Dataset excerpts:
--*--
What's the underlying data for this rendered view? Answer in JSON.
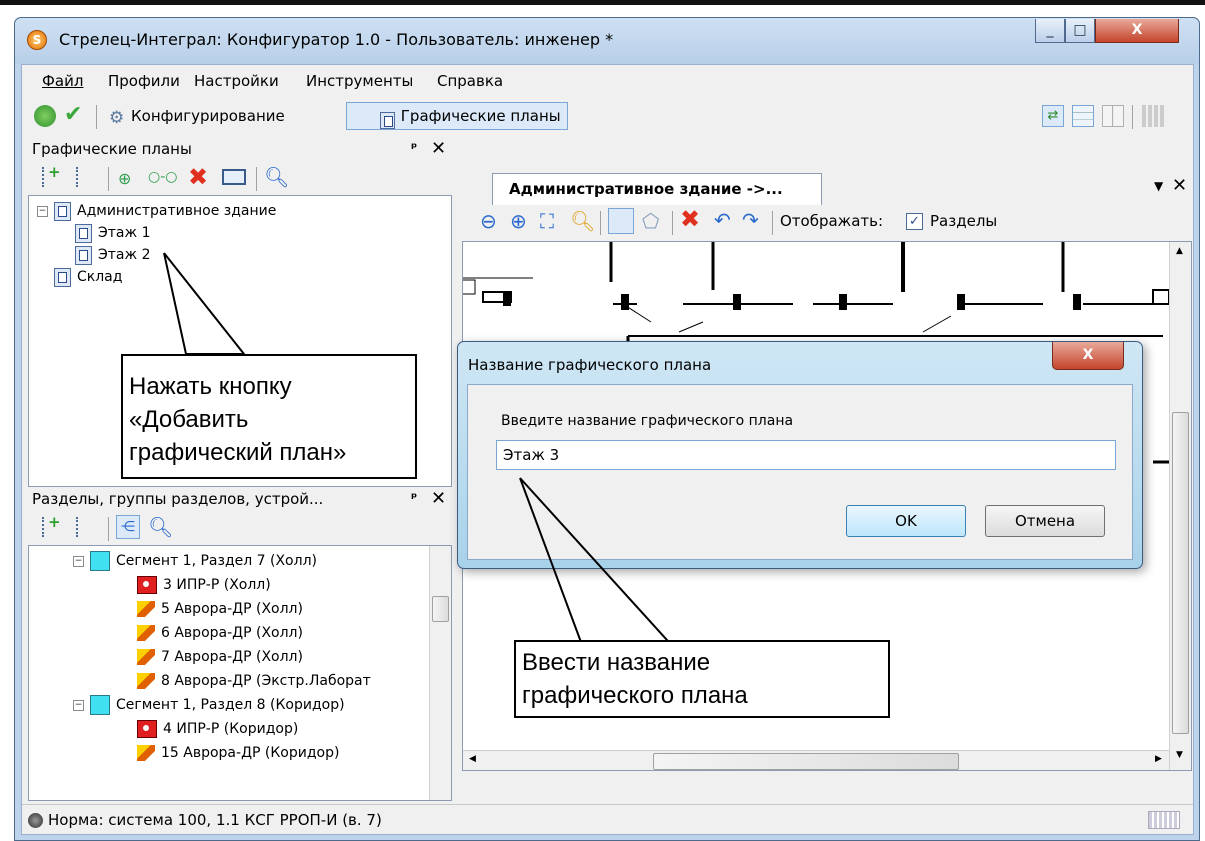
{
  "window": {
    "title": "Стрелец-Интеграл: Конфигуратор 1.0 - Пользователь: инженер *",
    "buttons": {
      "minimize": "_",
      "maximize": "□",
      "close": "X"
    }
  },
  "menu": [
    "Файл",
    "Профили",
    "Настройки",
    "Инструменты",
    "Справка"
  ],
  "toolbar": {
    "configure_label": "Конфигурирование",
    "graphic_plans_label": "Графические планы"
  },
  "plans_panel": {
    "title": "Графические планы",
    "tree": [
      {
        "label": "Административное здание",
        "level": 0,
        "expanded": true
      },
      {
        "label": "Этаж 1",
        "level": 1
      },
      {
        "label": "Этаж 2",
        "level": 1
      },
      {
        "label": "Склад",
        "level": 0
      }
    ]
  },
  "sections_panel": {
    "title": "Разделы, группы разделов, устрой...",
    "tree": [
      {
        "label": "Сегмент 1, Раздел 7 (Холл)",
        "type": "section"
      },
      {
        "label": "3 ИПР-Р (Холл)",
        "type": "ipr"
      },
      {
        "label": "5 Аврора-ДР (Холл)",
        "type": "avrora"
      },
      {
        "label": "6 Аврора-ДР (Холл)",
        "type": "avrora"
      },
      {
        "label": "7 Аврора-ДР (Холл)",
        "type": "avrora"
      },
      {
        "label": "8 Аврора-ДР (Экстр.Лаборат",
        "type": "avrora"
      },
      {
        "label": "Сегмент 1, Раздел 8 (Коридор)",
        "type": "section"
      },
      {
        "label": "4 ИПР-Р (Коридор)",
        "type": "ipr"
      },
      {
        "label": "15 Аврора-ДР (Коридор)",
        "type": "avrora"
      }
    ]
  },
  "document": {
    "tab_label": "Административное здание ->...",
    "show_label": "Отображать:",
    "sections_checkbox_label": "Разделы",
    "sections_checked": true
  },
  "dialog": {
    "title": "Название графического плана",
    "prompt": "Введите название графического плана",
    "input_value": "Этаж 3",
    "ok_label": "OK",
    "cancel_label": "Отмена",
    "close_label": "X"
  },
  "callouts": {
    "add_plan": [
      "Нажать кнопку",
      "«Добавить",
      "графический план»"
    ],
    "enter_name": [
      "Ввести название",
      "графического плана"
    ]
  },
  "status": {
    "text": "Норма:  система 100, 1.1 КСГ РРОП-И (в. 7)"
  },
  "colors": {
    "title_bar": "#bdd3ec",
    "section_icon": "#40e0f0",
    "ipr_icon": "#e02020",
    "active_button": "#dce9f8"
  }
}
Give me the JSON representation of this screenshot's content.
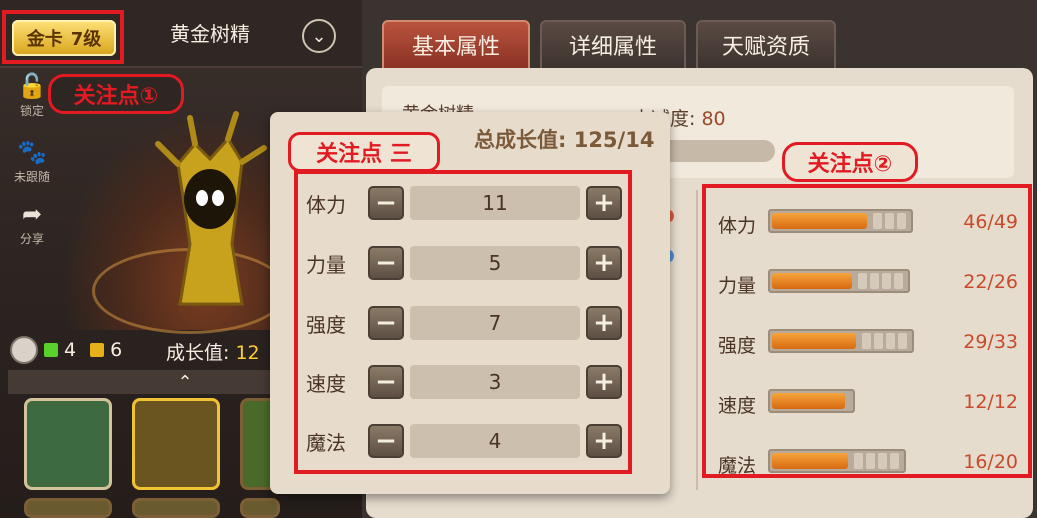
{
  "header": {
    "card_type": "金卡",
    "card_level": "7级",
    "pet_name": "黄金树精"
  },
  "sidebar": {
    "items": [
      {
        "label": "锁定",
        "icon": "lock-icon"
      },
      {
        "label": "未跟随",
        "icon": "paw-icon"
      },
      {
        "label": "分享",
        "icon": "share-icon"
      }
    ]
  },
  "annotations": {
    "focus_1": "关注点①",
    "focus_2": "关注点②",
    "focus_3": "关注点 三"
  },
  "pet_stats": {
    "green_count": "4",
    "gold_count": "6",
    "growth_label": "成长值:",
    "growth_value": "12"
  },
  "tabs": [
    {
      "label": "基本属性",
      "active": true
    },
    {
      "label": "详细属性",
      "active": false
    },
    {
      "label": "天赋资质",
      "active": false
    }
  ],
  "info": {
    "name": "黄金树精",
    "resist_label": "内减度:",
    "resist_value": "80"
  },
  "popup": {
    "total_growth": "总成长值: 125/14",
    "allocation": [
      {
        "label": "体力",
        "value": "11"
      },
      {
        "label": "力量",
        "value": "5"
      },
      {
        "label": "强度",
        "value": "7"
      },
      {
        "label": "速度",
        "value": "3"
      },
      {
        "label": "魔法",
        "value": "4"
      }
    ]
  },
  "attributes": [
    {
      "label": "体力",
      "value": "46/49",
      "current": 46,
      "max": 49
    },
    {
      "label": "力量",
      "value": "22/26",
      "current": 22,
      "max": 26
    },
    {
      "label": "强度",
      "value": "29/33",
      "current": 29,
      "max": 33
    },
    {
      "label": "速度",
      "value": "12/12",
      "current": 12,
      "max": 12
    },
    {
      "label": "魔法",
      "value": "16/20",
      "current": 16,
      "max": 20
    }
  ],
  "colors": {
    "highlight_red": "#e21a22",
    "gold_badge": "#f1c232",
    "bar_orange": "#e8841c",
    "active_tab": "#a8432f"
  }
}
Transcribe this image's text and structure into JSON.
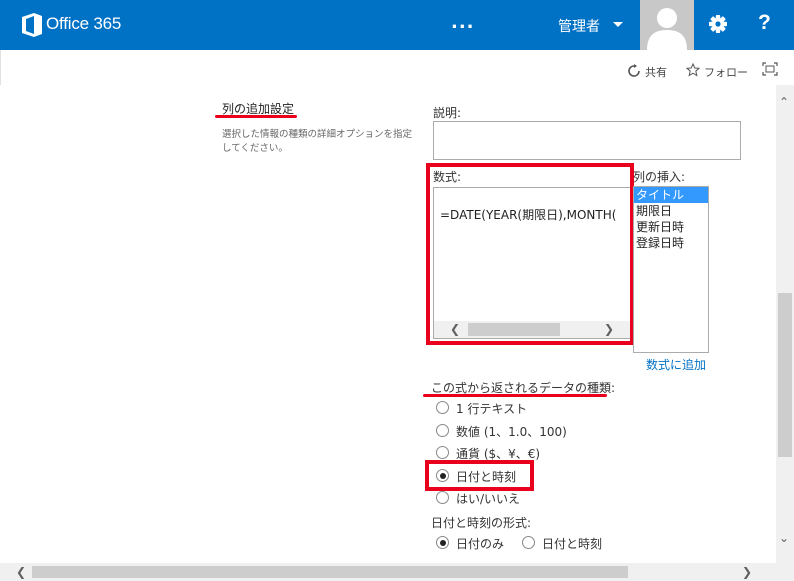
{
  "suite": {
    "app_name": "Office 365",
    "more_label": "...",
    "user_label": "管理者",
    "help_label": "?"
  },
  "actions": {
    "share_label": "共有",
    "follow_label": "フォロー"
  },
  "section": {
    "title": "列の追加設定",
    "description": "選択した情報の種類の詳細オプションを指定してください。"
  },
  "description_field": {
    "label": "説明:",
    "value": ""
  },
  "formula_field": {
    "label": "数式:",
    "value": "=DATE(YEAR(期限日),MONTH("
  },
  "insert_column": {
    "label": "列の挿入:",
    "items": [
      "タイトル",
      "期限日",
      "更新日時",
      "登録日時"
    ],
    "selected_index": 0,
    "add_link": "数式に追加"
  },
  "return_type": {
    "label": "この式から返されるデータの種類:",
    "options": [
      "1 行テキスト",
      "数値 (1、1.0、100)",
      "通貨 ($、¥、€)",
      "日付と時刻",
      "はい/いいえ"
    ],
    "selected": "日付と時刻"
  },
  "date_format": {
    "label": "日付と時刻の形式:",
    "options": [
      "日付のみ",
      "日付と時刻"
    ],
    "selected": "日付のみ"
  },
  "colors": {
    "suite_bar": "#0072c6",
    "highlight": "#e8001c",
    "link": "#0072c6",
    "list_selected": "#3399ff"
  }
}
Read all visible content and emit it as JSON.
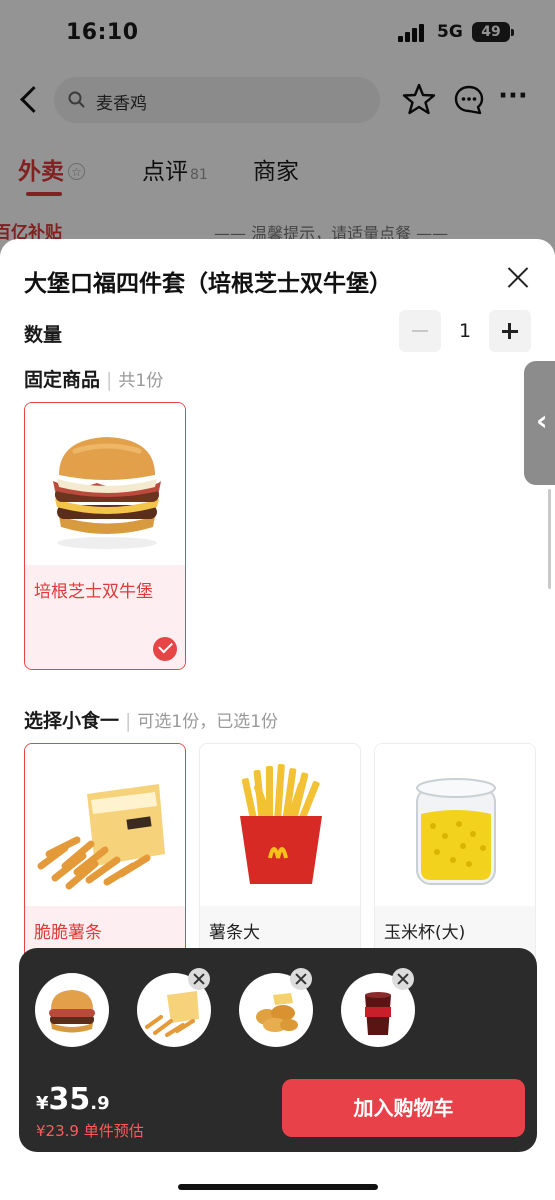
{
  "status_bar": {
    "time": "16:10",
    "network": "5G",
    "battery": "49"
  },
  "top_nav": {
    "search_text": "麦香鸡"
  },
  "tabs": [
    {
      "label": "外卖",
      "badge": "☆"
    },
    {
      "label": "点评",
      "count": "81"
    },
    {
      "label": "商家"
    }
  ],
  "background": {
    "subsidy": "百亿补贴",
    "notice": "—— 温馨提示，请适量点餐 ——"
  },
  "sheet": {
    "title": "大堡口福四件套（培根芝士双牛堡）",
    "quantity_label": "数量",
    "quantity_value": "1",
    "fixed_section": {
      "title": "固定商品",
      "separator": "|",
      "subtitle": "共1份"
    },
    "fixed_items": [
      {
        "name": "培根芝士双牛堡",
        "icon": "burger-image",
        "selected": true
      }
    ],
    "snack_section": {
      "title": "选择小食一",
      "separator": "|",
      "subtitle": "可选1份，已选1份"
    },
    "snack_items": [
      {
        "name": "脆脆薯条",
        "icon": "crinkle-fries-image",
        "selected": true
      },
      {
        "name": "薯条大",
        "icon": "fries-image",
        "selected": false
      },
      {
        "name": "玉米杯(大)",
        "icon": "corn-cup-image",
        "selected": false
      }
    ]
  },
  "cart_bar": {
    "thumbnails": [
      "burger-thumb",
      "crinkle-fries-thumb",
      "nuggets-thumb",
      "cola-thumb"
    ],
    "price_currency": "¥",
    "price_integer": "35",
    "price_decimal": ".9",
    "price_estimate": "¥23.9 单件预估",
    "add_to_cart": "加入购物车"
  },
  "colors": {
    "accent": "#e84149",
    "selected_bg": "#fdeff1",
    "bar_bg": "#2b2b2b"
  }
}
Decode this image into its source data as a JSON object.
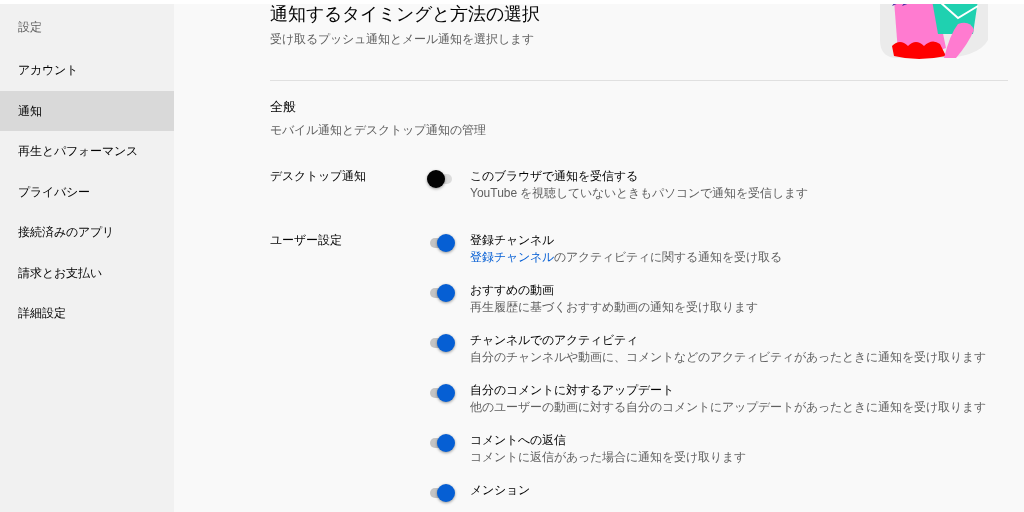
{
  "sidebar": {
    "heading": "設定",
    "items": [
      {
        "label": "アカウント",
        "selected": false
      },
      {
        "label": "通知",
        "selected": true
      },
      {
        "label": "再生とパフォーマンス",
        "selected": false
      },
      {
        "label": "プライバシー",
        "selected": false
      },
      {
        "label": "接続済みのアプリ",
        "selected": false
      },
      {
        "label": "請求とお支払い",
        "selected": false
      },
      {
        "label": "詳細設定",
        "selected": false
      }
    ]
  },
  "header": {
    "title": "通知するタイミングと方法の選択",
    "subtitle": "受け取るプッシュ通知とメール通知を選択します"
  },
  "general": {
    "title": "全般",
    "description": "モバイル通知とデスクトップ通知の管理"
  },
  "groups": [
    {
      "label": "デスクトップ通知",
      "rows": [
        {
          "title": "このブラウザで通知を受信する",
          "description": "YouTube を視聴していないときもパソコンで通知を受信します",
          "on": false
        }
      ]
    },
    {
      "label": "ユーザー設定",
      "rows": [
        {
          "title": "登録チャンネル",
          "link": "登録チャンネル",
          "description": "のアクティビティに関する通知を受け取る",
          "on": true
        },
        {
          "title": "おすすめの動画",
          "description": "再生履歴に基づくおすすめ動画の通知を受け取ります",
          "on": true
        },
        {
          "title": "チャンネルでのアクティビティ",
          "description": "自分のチャンネルや動画に、コメントなどのアクティビティがあったときに通知を受け取ります",
          "on": true
        },
        {
          "title": "自分のコメントに対するアップデート",
          "description": "他のユーザーの動画に対する自分のコメントにアップデートがあったときに通知を受け取ります",
          "on": true
        },
        {
          "title": "コメントへの返信",
          "description": "コメントに返信があった場合に通知を受け取ります",
          "on": true
        },
        {
          "title": "メンション",
          "on": true
        }
      ]
    }
  ]
}
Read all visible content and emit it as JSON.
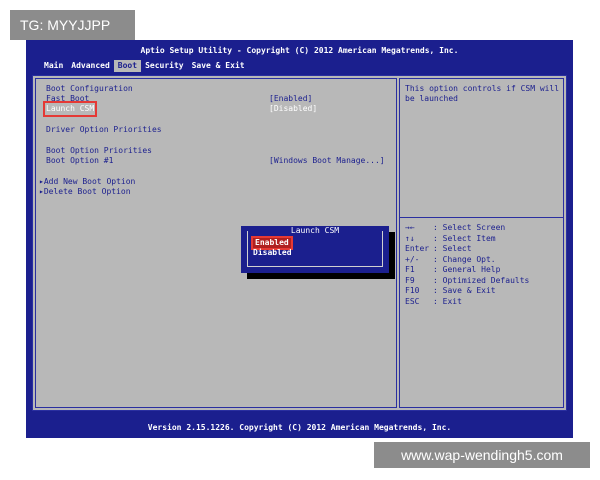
{
  "watermarks": {
    "top": "TG: MYYJJPP",
    "bottom": "www.wap-wendingh5.com"
  },
  "title": "Aptio Setup Utility - Copyright (C) 2012 American Megatrends, Inc.",
  "tabs": [
    {
      "label": "Main"
    },
    {
      "label": "Advanced"
    },
    {
      "label": "Boot",
      "active": true
    },
    {
      "label": "Security"
    },
    {
      "label": "Save & Exit"
    }
  ],
  "left": {
    "boot_configuration": "Boot Configuration",
    "fast_boot": {
      "label": "Fast Boot",
      "value": "[Enabled]"
    },
    "launch_csm": {
      "label": "Launch CSM",
      "value": "[Disabled]"
    },
    "driver_option_priorities": "Driver Option Priorities",
    "boot_option_priorities": "Boot Option Priorities",
    "boot_option_1": {
      "label": "Boot Option #1",
      "value": "[Windows Boot Manage...]"
    },
    "add_new_boot_option": "Add New Boot Option",
    "delete_boot_option": "Delete Boot Option"
  },
  "help": {
    "text": "This option controls if CSM will be launched",
    "keys": [
      {
        "key": "→←",
        "desc": ": Select Screen"
      },
      {
        "key": "↑↓",
        "desc": ": Select Item"
      },
      {
        "key": "Enter",
        "desc": ": Select"
      },
      {
        "key": "+/-",
        "desc": ": Change Opt."
      },
      {
        "key": "F1",
        "desc": ": General Help"
      },
      {
        "key": "F9",
        "desc": ": Optimized Defaults"
      },
      {
        "key": "F10",
        "desc": ": Save & Exit"
      },
      {
        "key": "ESC",
        "desc": ": Exit"
      }
    ]
  },
  "popup": {
    "title": "Launch CSM",
    "options": [
      "Enabled",
      "Disabled"
    ],
    "selected": "Enabled"
  },
  "footer": "Version 2.15.1226. Copyright (C) 2012 American Megatrends, Inc.",
  "colors": {
    "bios_blue": "#1b1f8e",
    "bios_gray": "#b8b8b8",
    "highlight_red": "#e53935"
  }
}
--*--
WHAT TO WORK ON:
Collect every line with the string "subtitle" from the records, and copy each.

RESPONSE FOR THIS EXERCISE:
      "subtitle": "共1份"
      "subtitle": "可选1份，已选1份"
    "subtitle": "受け取るプッシュ通知とメール通知を選択します"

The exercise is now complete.